• **Excerpted data**
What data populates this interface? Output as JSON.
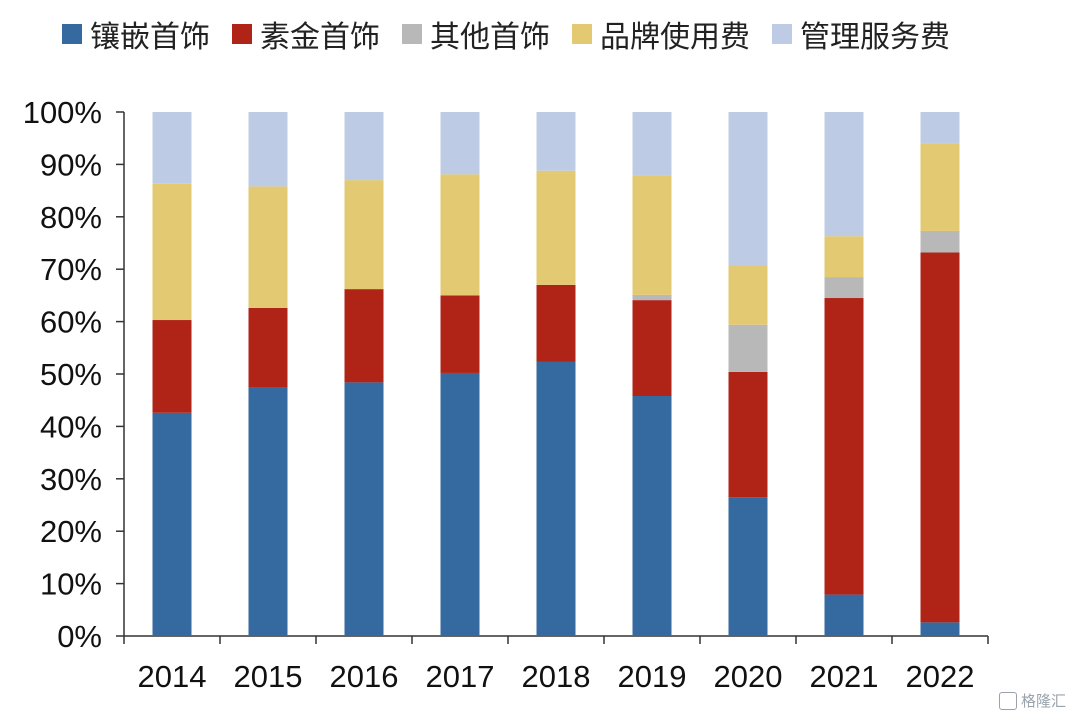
{
  "chart_data": {
    "type": "bar",
    "stacked": true,
    "title": "",
    "xlabel": "",
    "ylabel": "",
    "ylim": [
      0,
      100
    ],
    "yticks": [
      "0%",
      "10%",
      "20%",
      "30%",
      "40%",
      "50%",
      "60%",
      "70%",
      "80%",
      "90%",
      "100%"
    ],
    "categories": [
      "2014",
      "2015",
      "2016",
      "2017",
      "2018",
      "2019",
      "2020",
      "2021",
      "2022"
    ],
    "legend_position": "top",
    "grid": false,
    "series": [
      {
        "name": "镶嵌首饰",
        "color": "#346a9f",
        "values": [
          42.6,
          47.4,
          48.4,
          50.2,
          52.3,
          45.8,
          26.5,
          7.9,
          2.6
        ]
      },
      {
        "name": "素金首饰",
        "color": "#b02418",
        "values": [
          17.7,
          15.2,
          17.8,
          14.8,
          14.7,
          18.3,
          23.9,
          56.6,
          70.6
        ]
      },
      {
        "name": "其他首饰",
        "color": "#b8b8b8",
        "values": [
          0,
          0,
          0,
          0,
          0,
          1.0,
          9.0,
          4.0,
          4.1
        ]
      },
      {
        "name": "品牌使用费",
        "color": "#e2c972",
        "values": [
          26.0,
          23.2,
          20.8,
          23.1,
          21.8,
          22.8,
          11.3,
          7.8,
          16.6
        ]
      },
      {
        "name": "管理服务费",
        "color": "#bdcce4",
        "values": [
          13.7,
          14.2,
          13.0,
          11.9,
          11.2,
          12.1,
          29.3,
          23.7,
          6.1
        ]
      }
    ]
  },
  "watermark": {
    "text": "格隆汇"
  }
}
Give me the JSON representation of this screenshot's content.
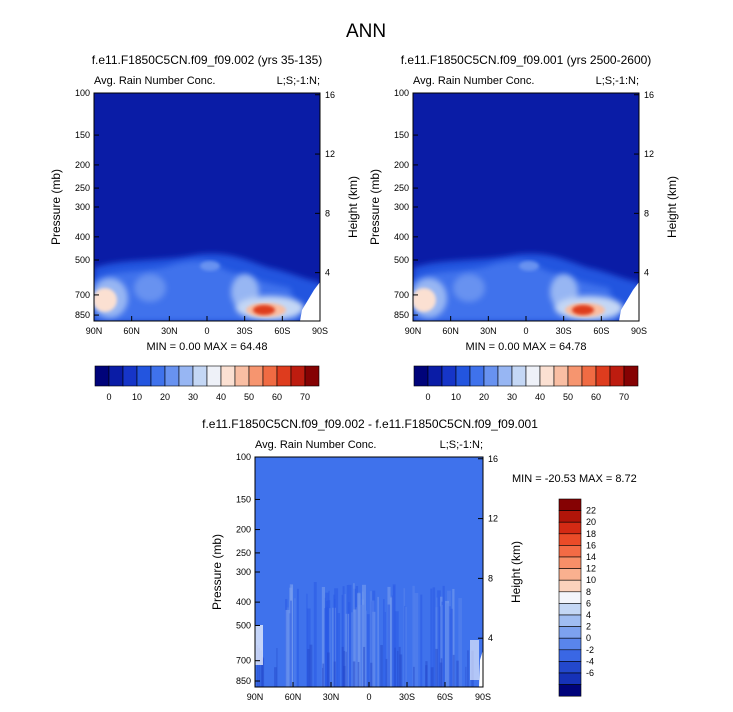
{
  "main_title": "ANN",
  "chart_data": [
    {
      "type": "heatmap",
      "title": "f.e11.F1850C5CN.f09_f09.002 (yrs 35-135)",
      "subtitle_left": "Avg. Rain Number Conc.",
      "subtitle_right": "L;S;-1:N;",
      "xlabel": "",
      "ylabel": "Pressure (mb)",
      "ylabel_right": "Height (km)",
      "x_ticks": [
        "90N",
        "60N",
        "30N",
        "0",
        "30S",
        "60S",
        "90S"
      ],
      "y_ticks": [
        "100",
        "150",
        "200",
        "250",
        "300",
        "400",
        "500",
        "700",
        "850"
      ],
      "y_right_ticks": [
        "16",
        "12",
        "8",
        "4"
      ],
      "stats": "MIN =  0.00  MAX = 64.48",
      "min": 0.0,
      "max": 64.48,
      "features": [
        {
          "x": -70,
          "p": 700,
          "value": 35
        },
        {
          "x": 40,
          "p": 870,
          "value": 62
        },
        {
          "x": -40,
          "p": 720,
          "value": 28
        }
      ]
    },
    {
      "type": "heatmap",
      "title": "f.e11.F1850C5CN.f09_f09.001 (yrs 2500-2600)",
      "subtitle_left": "Avg. Rain Number Conc.",
      "subtitle_right": "L;S;-1:N;",
      "xlabel": "",
      "ylabel": "Pressure (mb)",
      "ylabel_right": "Height (km)",
      "x_ticks": [
        "90N",
        "60N",
        "30N",
        "0",
        "30S",
        "60S",
        "90S"
      ],
      "y_ticks": [
        "100",
        "150",
        "200",
        "250",
        "300",
        "400",
        "500",
        "700",
        "850"
      ],
      "y_right_ticks": [
        "16",
        "12",
        "8",
        "4"
      ],
      "stats": "MIN =  0.00  MAX = 64.78",
      "min": 0.0,
      "max": 64.78,
      "features": [
        {
          "x": -70,
          "p": 700,
          "value": 35
        },
        {
          "x": 40,
          "p": 870,
          "value": 62
        },
        {
          "x": -40,
          "p": 720,
          "value": 28
        }
      ]
    },
    {
      "type": "heatmap",
      "title": "f.e11.F1850C5CN.f09_f09.002 - f.e11.F1850C5CN.f09_f09.001",
      "subtitle_left": "Avg. Rain Number Conc.",
      "subtitle_right": "L;S;-1:N;",
      "xlabel": "",
      "ylabel": "Pressure (mb)",
      "ylabel_right": "Height (km)",
      "x_ticks": [
        "90N",
        "60N",
        "30N",
        "0",
        "30S",
        "60S",
        "90S"
      ],
      "y_ticks": [
        "100",
        "150",
        "200",
        "250",
        "300",
        "400",
        "500",
        "700",
        "850"
      ],
      "y_right_ticks": [
        "16",
        "12",
        "8",
        "4"
      ],
      "stats": "MIN = -20.53  MAX =  8.72",
      "min": -20.53,
      "max": 8.72
    }
  ],
  "colorbar_abs": {
    "labels": [
      "0",
      "10",
      "20",
      "30",
      "40",
      "50",
      "60",
      "70"
    ],
    "colors": [
      "#00037a",
      "#0a1ca6",
      "#1635c8",
      "#2355df",
      "#3f72ec",
      "#6892f0",
      "#97b6f3",
      "#c4d7f5",
      "#eef1f8",
      "#fbe0d2",
      "#f9bea3",
      "#f6956f",
      "#f06b43",
      "#de3c1e",
      "#bd1c0f",
      "#850203"
    ]
  },
  "colorbar_diff": {
    "labels": [
      "22",
      "20",
      "18",
      "16",
      "14",
      "12",
      "10",
      "8",
      "6",
      "4",
      "2",
      "0",
      "-2",
      "-4",
      "-6"
    ],
    "colors": [
      "#850203",
      "#b11509",
      "#d42a14",
      "#ea4b28",
      "#f36b45",
      "#f78f68",
      "#f9b08f",
      "#fbd2bc",
      "#f3f5fb",
      "#c4d7f5",
      "#a0bdf2",
      "#7da2ef",
      "#5985ec",
      "#3a67e4",
      "#2348cc",
      "#1632b8",
      "#00037a"
    ]
  }
}
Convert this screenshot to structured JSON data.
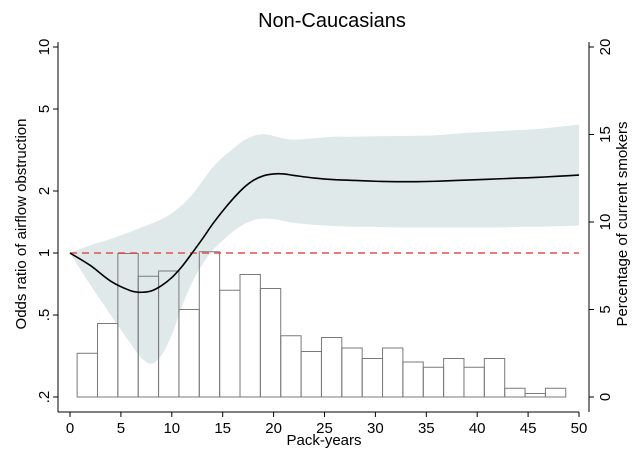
{
  "chart_data": {
    "type": "line",
    "title": "Non-Caucasians",
    "xlabel": "Pack-years",
    "ylabel": "Odds ratio of airflow obstruction",
    "y2label": "Percentage of current smokers",
    "xlim": [
      0,
      50
    ],
    "ylim": [
      0.2,
      10
    ],
    "yscale": "log",
    "y2lim": [
      0,
      20
    ],
    "xticks": [
      "0",
      "5",
      "10",
      "15",
      "20",
      "25",
      "30",
      "35",
      "40",
      "45",
      "50"
    ],
    "yticks": [
      {
        "value": 0.2,
        "label": ".2"
      },
      {
        "value": 0.5,
        "label": ".5"
      },
      {
        "value": 1,
        "label": "1"
      },
      {
        "value": 2,
        "label": "2"
      },
      {
        "value": 5,
        "label": "5"
      },
      {
        "value": 10,
        "label": "10"
      }
    ],
    "y2ticks": [
      "0",
      "5",
      "10",
      "15",
      "20"
    ],
    "reference_line": {
      "y": 1,
      "color": "#e05050",
      "style": "dashed"
    },
    "band_color": "#dfe9ea",
    "line_color": "#000000",
    "odds_ratio_curve": {
      "x": [
        0,
        2,
        4,
        6,
        7,
        8,
        9,
        10,
        11,
        12,
        13,
        14,
        15,
        16,
        17,
        18,
        19,
        20,
        21,
        22,
        24,
        26,
        28,
        30,
        32,
        34,
        36,
        38,
        40,
        42,
        44,
        46,
        48,
        50
      ],
      "y": [
        1.0,
        0.87,
        0.73,
        0.655,
        0.645,
        0.655,
        0.695,
        0.76,
        0.86,
        1.0,
        1.17,
        1.38,
        1.6,
        1.83,
        2.06,
        2.25,
        2.37,
        2.42,
        2.42,
        2.38,
        2.31,
        2.27,
        2.25,
        2.23,
        2.22,
        2.22,
        2.23,
        2.25,
        2.27,
        2.29,
        2.31,
        2.33,
        2.36,
        2.39
      ]
    },
    "confidence_band": {
      "x": [
        0,
        2,
        4,
        6,
        7,
        8,
        9,
        10,
        11,
        12,
        13,
        14,
        15,
        16,
        17,
        18,
        19,
        20,
        21,
        22,
        24,
        26,
        28,
        30,
        32,
        34,
        36,
        38,
        40,
        42,
        44,
        46,
        48,
        50
      ],
      "lower": [
        1.0,
        0.7,
        0.5,
        0.36,
        0.31,
        0.29,
        0.32,
        0.4,
        0.55,
        0.72,
        0.88,
        1.03,
        1.15,
        1.27,
        1.37,
        1.44,
        1.47,
        1.46,
        1.43,
        1.4,
        1.37,
        1.35,
        1.34,
        1.34,
        1.33,
        1.33,
        1.33,
        1.33,
        1.33,
        1.33,
        1.34,
        1.34,
        1.35,
        1.36
      ],
      "upper": [
        1.0,
        1.09,
        1.17,
        1.27,
        1.33,
        1.39,
        1.46,
        1.56,
        1.71,
        1.92,
        2.23,
        2.6,
        2.92,
        3.2,
        3.5,
        3.7,
        3.77,
        3.7,
        3.6,
        3.55,
        3.6,
        3.67,
        3.67,
        3.69,
        3.7,
        3.71,
        3.73,
        3.8,
        3.85,
        3.9,
        3.95,
        4.0,
        4.1,
        4.2
      ]
    },
    "histogram": {
      "bin_width": 2,
      "bin_starts": [
        0,
        2,
        4,
        6,
        8,
        10,
        12,
        14,
        16,
        18,
        20,
        22,
        24,
        26,
        28,
        30,
        32,
        34,
        36,
        38,
        40,
        42,
        44,
        46,
        48
      ],
      "percent": [
        2.5,
        4.2,
        8.2,
        6.9,
        7.2,
        5.0,
        8.3,
        6.1,
        7.0,
        6.2,
        3.5,
        2.6,
        3.4,
        2.8,
        2.2,
        2.8,
        2.0,
        1.7,
        2.2,
        1.7,
        2.2,
        0.5,
        0.2,
        0.5,
        0
      ]
    }
  }
}
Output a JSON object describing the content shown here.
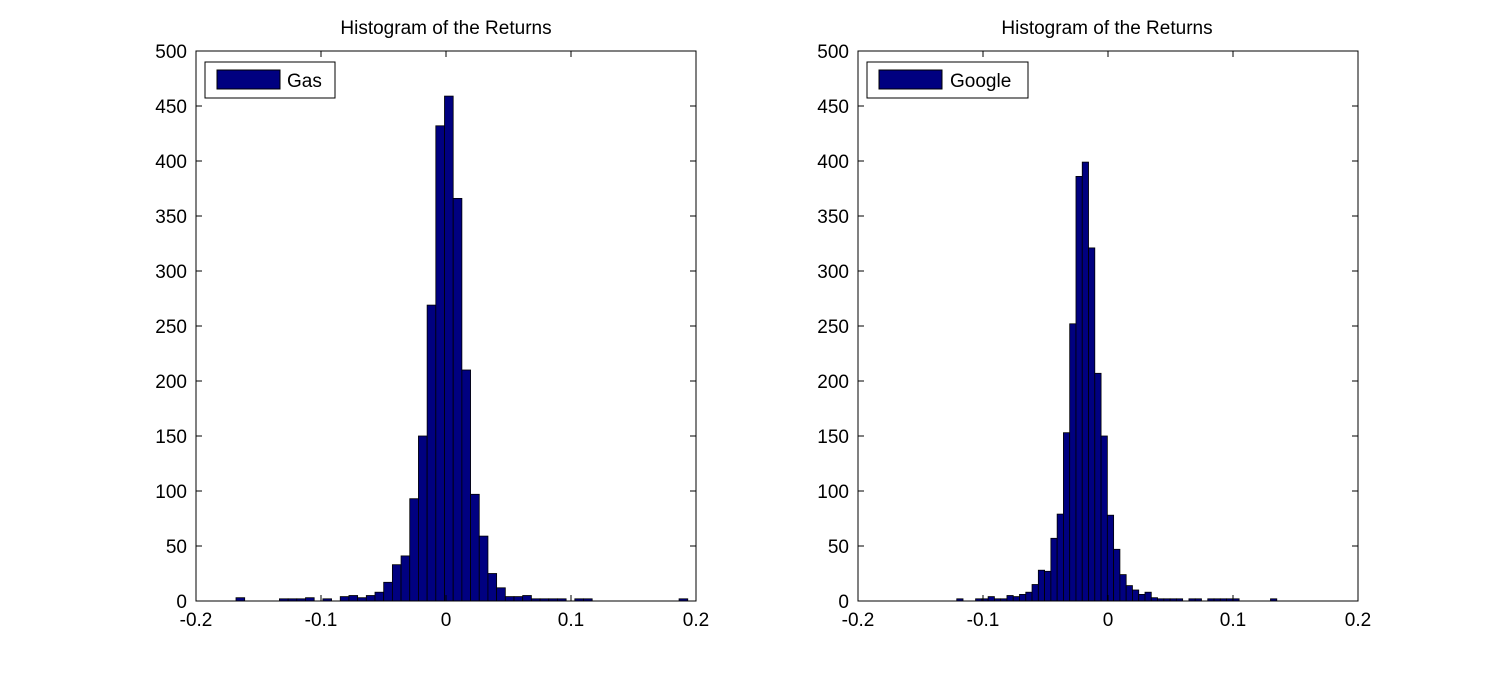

• **Given exercise**
Look through the listing above and count the lines where the string "JSON" appears. Report the number only.

• **Solution below**
4